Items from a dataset
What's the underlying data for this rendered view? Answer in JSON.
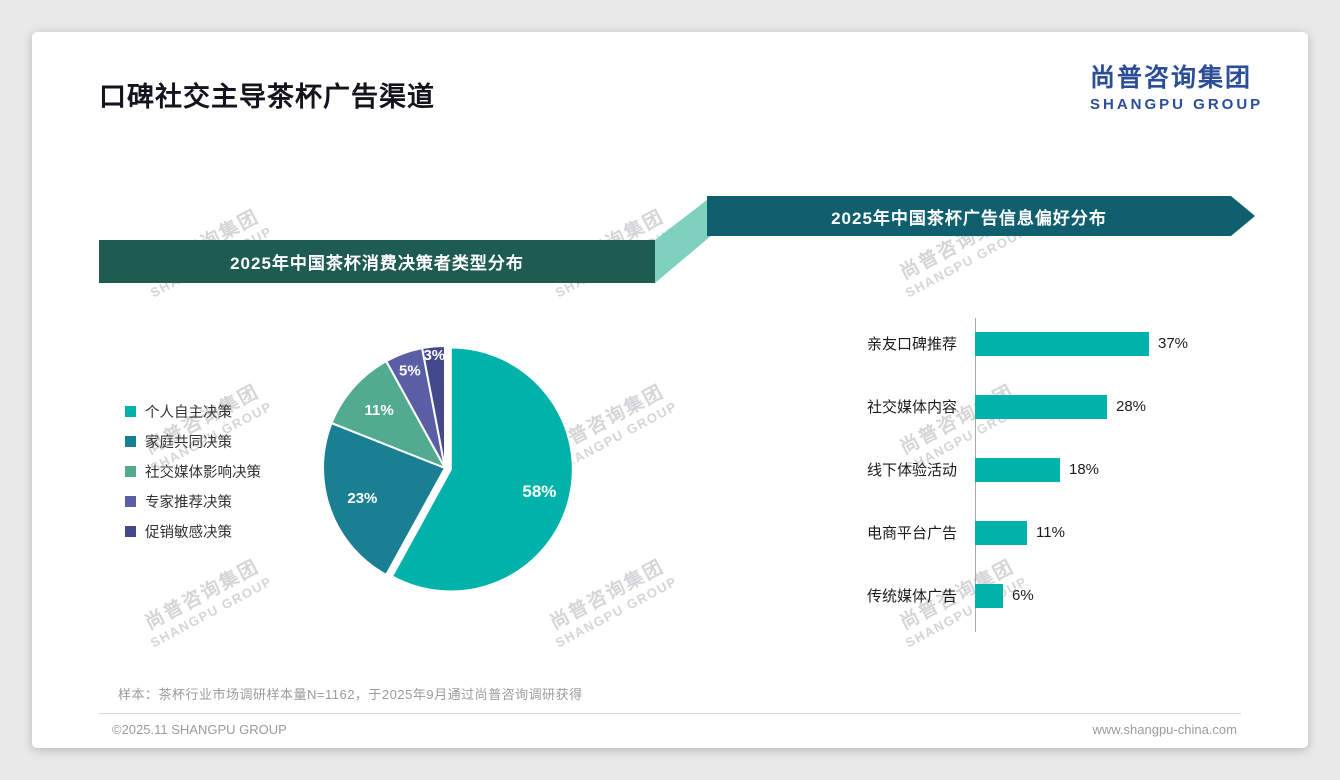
{
  "page": {
    "title": "口碑社交主导茶杯广告渠道",
    "logo": {
      "cn": "尚普咨询集团",
      "en": "SHANGPU GROUP"
    },
    "watermark": {
      "cn": "尚普咨询集团",
      "en": "SHANGPU GROUP"
    },
    "footer": {
      "sample_note": "样本：茶杯行业市场调研样本量N=1162，于2025年9月通过尚普咨询调研获得",
      "copyright": "©2025.11 SHANGPU GROUP",
      "website": "www.shangpu-china.com"
    }
  },
  "colors": {
    "accent_teal": "#00b2a9",
    "banner_left_bg": "#1e5b50",
    "banner_right_bg": "#0f5f6e",
    "banner_connector_bg": "#7fd0bd",
    "logo_blue": "#2c4d97"
  },
  "chart_data": [
    {
      "type": "pie",
      "title": "2025年中国茶杯消费决策者类型分布",
      "labels": [
        "个人自主决策",
        "家庭共同决策",
        "社交媒体影响决策",
        "专家推荐决策",
        "促销敏感决策"
      ],
      "values": [
        58,
        23,
        11,
        5,
        3
      ],
      "unit": "%",
      "data_labels": [
        "58%",
        "23%",
        "11%",
        "5%",
        "3%"
      ],
      "colors": [
        "#00b2a9",
        "#1b7f93",
        "#52ab8e",
        "#5a5fa5",
        "#45498c"
      ],
      "legend_position": "left",
      "start_angle": "top",
      "direction": "clockwise"
    },
    {
      "type": "bar",
      "orientation": "horizontal",
      "title": "2025年中国茶杯广告信息偏好分布",
      "categories": [
        "亲友口碑推荐",
        "社交媒体内容",
        "线下体验活动",
        "电商平台广告",
        "传统媒体广告"
      ],
      "values": [
        37,
        28,
        18,
        11,
        6
      ],
      "unit": "%",
      "value_labels": [
        "37%",
        "28%",
        "18%",
        "11%",
        "6%"
      ],
      "bar_color": "#00b2a9",
      "xlim": [
        0,
        40
      ],
      "grid": false,
      "legend_position": "none"
    }
  ]
}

* **Written instruction**
Quote the records in full and exactly; skip any image.

* **Solved exercise**
What's the underlying data for this rendered view? Answer in JSON.
{
  "page": {
    "title": "口碑社交主导茶杯广告渠道",
    "logo": {
      "cn": "尚普咨询集团",
      "en": "SHANGPU GROUP"
    },
    "watermark": {
      "cn": "尚普咨询集团",
      "en": "SHANGPU GROUP"
    },
    "footer": {
      "sample_note": "样本：茶杯行业市场调研样本量N=1162，于2025年9月通过尚普咨询调研获得",
      "copyright": "©2025.11 SHANGPU GROUP",
      "website": "www.shangpu-china.com"
    }
  },
  "colors": {
    "accent_teal": "#00b2a9",
    "banner_left_bg": "#1e5b50",
    "banner_right_bg": "#0f5f6e",
    "banner_connector_bg": "#7fd0bd",
    "logo_blue": "#2c4d97"
  },
  "chart_data": [
    {
      "type": "pie",
      "title": "2025年中国茶杯消费决策者类型分布",
      "labels": [
        "个人自主决策",
        "家庭共同决策",
        "社交媒体影响决策",
        "专家推荐决策",
        "促销敏感决策"
      ],
      "values": [
        58,
        23,
        11,
        5,
        3
      ],
      "unit": "%",
      "data_labels": [
        "58%",
        "23%",
        "11%",
        "5%",
        "3%"
      ],
      "colors": [
        "#00b2a9",
        "#1b7f93",
        "#52ab8e",
        "#5a5fa5",
        "#45498c"
      ],
      "legend_position": "left",
      "start_angle": "top",
      "direction": "clockwise"
    },
    {
      "type": "bar",
      "orientation": "horizontal",
      "title": "2025年中国茶杯广告信息偏好分布",
      "categories": [
        "亲友口碑推荐",
        "社交媒体内容",
        "线下体验活动",
        "电商平台广告",
        "传统媒体广告"
      ],
      "values": [
        37,
        28,
        18,
        11,
        6
      ],
      "unit": "%",
      "value_labels": [
        "37%",
        "28%",
        "18%",
        "11%",
        "6%"
      ],
      "bar_color": "#00b2a9",
      "xlim": [
        0,
        40
      ],
      "grid": false,
      "legend_position": "none"
    }
  ]
}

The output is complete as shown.